(Input):
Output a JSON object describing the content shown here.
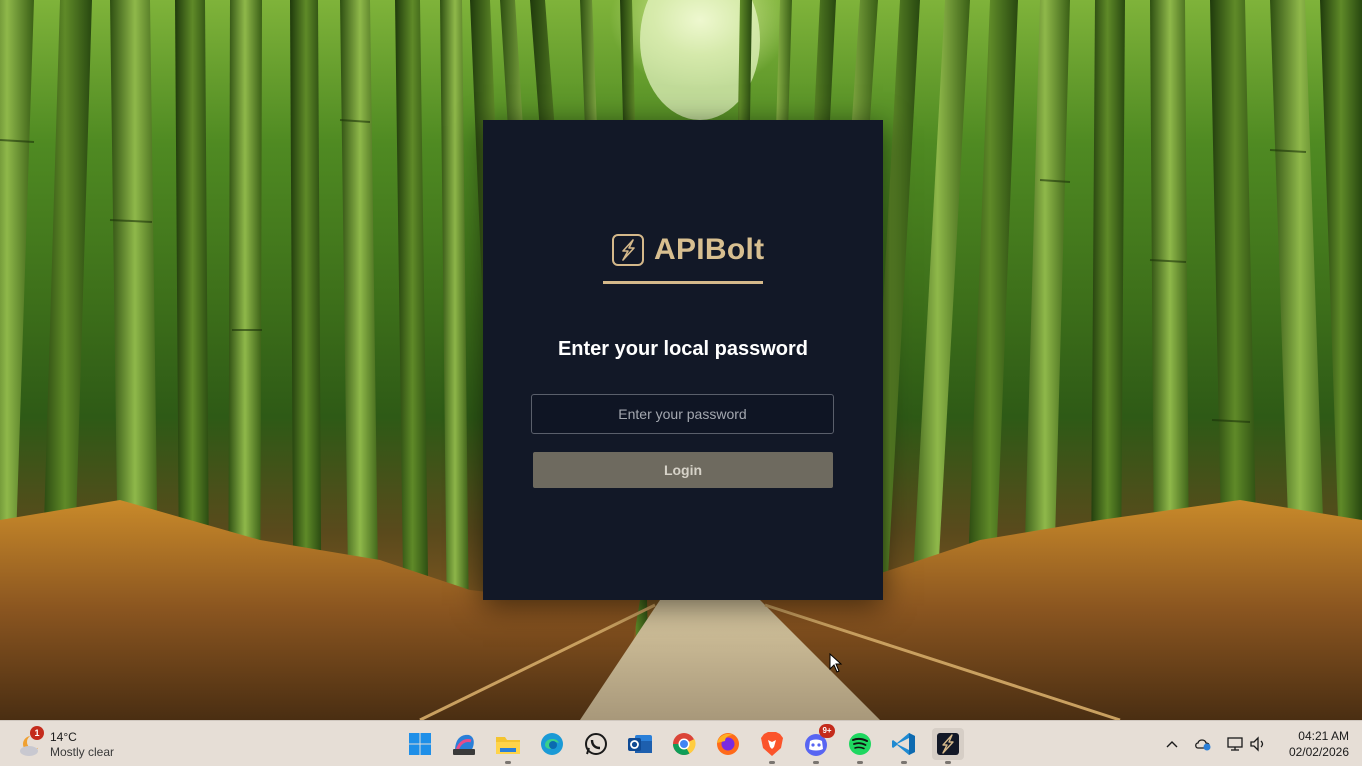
{
  "login": {
    "brand_name": "APIBolt",
    "heading": "Enter your local password",
    "password_placeholder": "Enter your password",
    "login_label": "Login"
  },
  "taskbar": {
    "weather": {
      "badge": "1",
      "temperature": "14°C",
      "description": "Mostly clear"
    },
    "apps": [
      {
        "name": "start",
        "icon": "windows-start-icon"
      },
      {
        "name": "m365",
        "icon": "microsoft-365-icon"
      },
      {
        "name": "file-explorer",
        "icon": "folder-icon",
        "running": true
      },
      {
        "name": "edge",
        "icon": "edge-browser-icon"
      },
      {
        "name": "whatsapp",
        "icon": "whatsapp-icon"
      },
      {
        "name": "outlook",
        "icon": "outlook-icon"
      },
      {
        "name": "chrome",
        "icon": "chrome-icon"
      },
      {
        "name": "firefox",
        "icon": "firefox-icon"
      },
      {
        "name": "brave",
        "icon": "brave-icon",
        "running": true
      },
      {
        "name": "discord",
        "icon": "discord-icon",
        "badge": "9+",
        "running": true
      },
      {
        "name": "spotify",
        "icon": "spotify-icon",
        "running": true
      },
      {
        "name": "vscode",
        "icon": "vscode-icon",
        "running": true
      },
      {
        "name": "apibolt",
        "icon": "apibolt-icon",
        "running": true
      }
    ],
    "discord_badge": "9+",
    "clock": {
      "time": "04:21 AM",
      "date": "02/02/2026"
    }
  },
  "colors": {
    "dialog_bg": "#121827",
    "accent_gold": "#d4b88a",
    "login_button": "#6e6a5f",
    "taskbar_bg": "#e6ded6"
  }
}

(Given task): Write every entry out again exactly, dropping the pictures.

(Correct output):
Output a JSON object describing the content shown here.
{
  "login": {
    "brand_name": "APIBolt",
    "heading": "Enter your local password",
    "password_placeholder": "Enter your password",
    "login_label": "Login"
  },
  "taskbar": {
    "weather": {
      "badge": "1",
      "temperature": "14°C",
      "description": "Mostly clear"
    },
    "apps": [
      {
        "name": "start",
        "icon": "windows-start-icon"
      },
      {
        "name": "m365",
        "icon": "microsoft-365-icon"
      },
      {
        "name": "file-explorer",
        "icon": "folder-icon",
        "running": true
      },
      {
        "name": "edge",
        "icon": "edge-browser-icon"
      },
      {
        "name": "whatsapp",
        "icon": "whatsapp-icon"
      },
      {
        "name": "outlook",
        "icon": "outlook-icon"
      },
      {
        "name": "chrome",
        "icon": "chrome-icon"
      },
      {
        "name": "firefox",
        "icon": "firefox-icon"
      },
      {
        "name": "brave",
        "icon": "brave-icon",
        "running": true
      },
      {
        "name": "discord",
        "icon": "discord-icon",
        "badge": "9+",
        "running": true
      },
      {
        "name": "spotify",
        "icon": "spotify-icon",
        "running": true
      },
      {
        "name": "vscode",
        "icon": "vscode-icon",
        "running": true
      },
      {
        "name": "apibolt",
        "icon": "apibolt-icon",
        "running": true
      }
    ],
    "discord_badge": "9+",
    "clock": {
      "time": "04:21 AM",
      "date": "02/02/2026"
    }
  },
  "colors": {
    "dialog_bg": "#121827",
    "accent_gold": "#d4b88a",
    "login_button": "#6e6a5f",
    "taskbar_bg": "#e6ded6"
  }
}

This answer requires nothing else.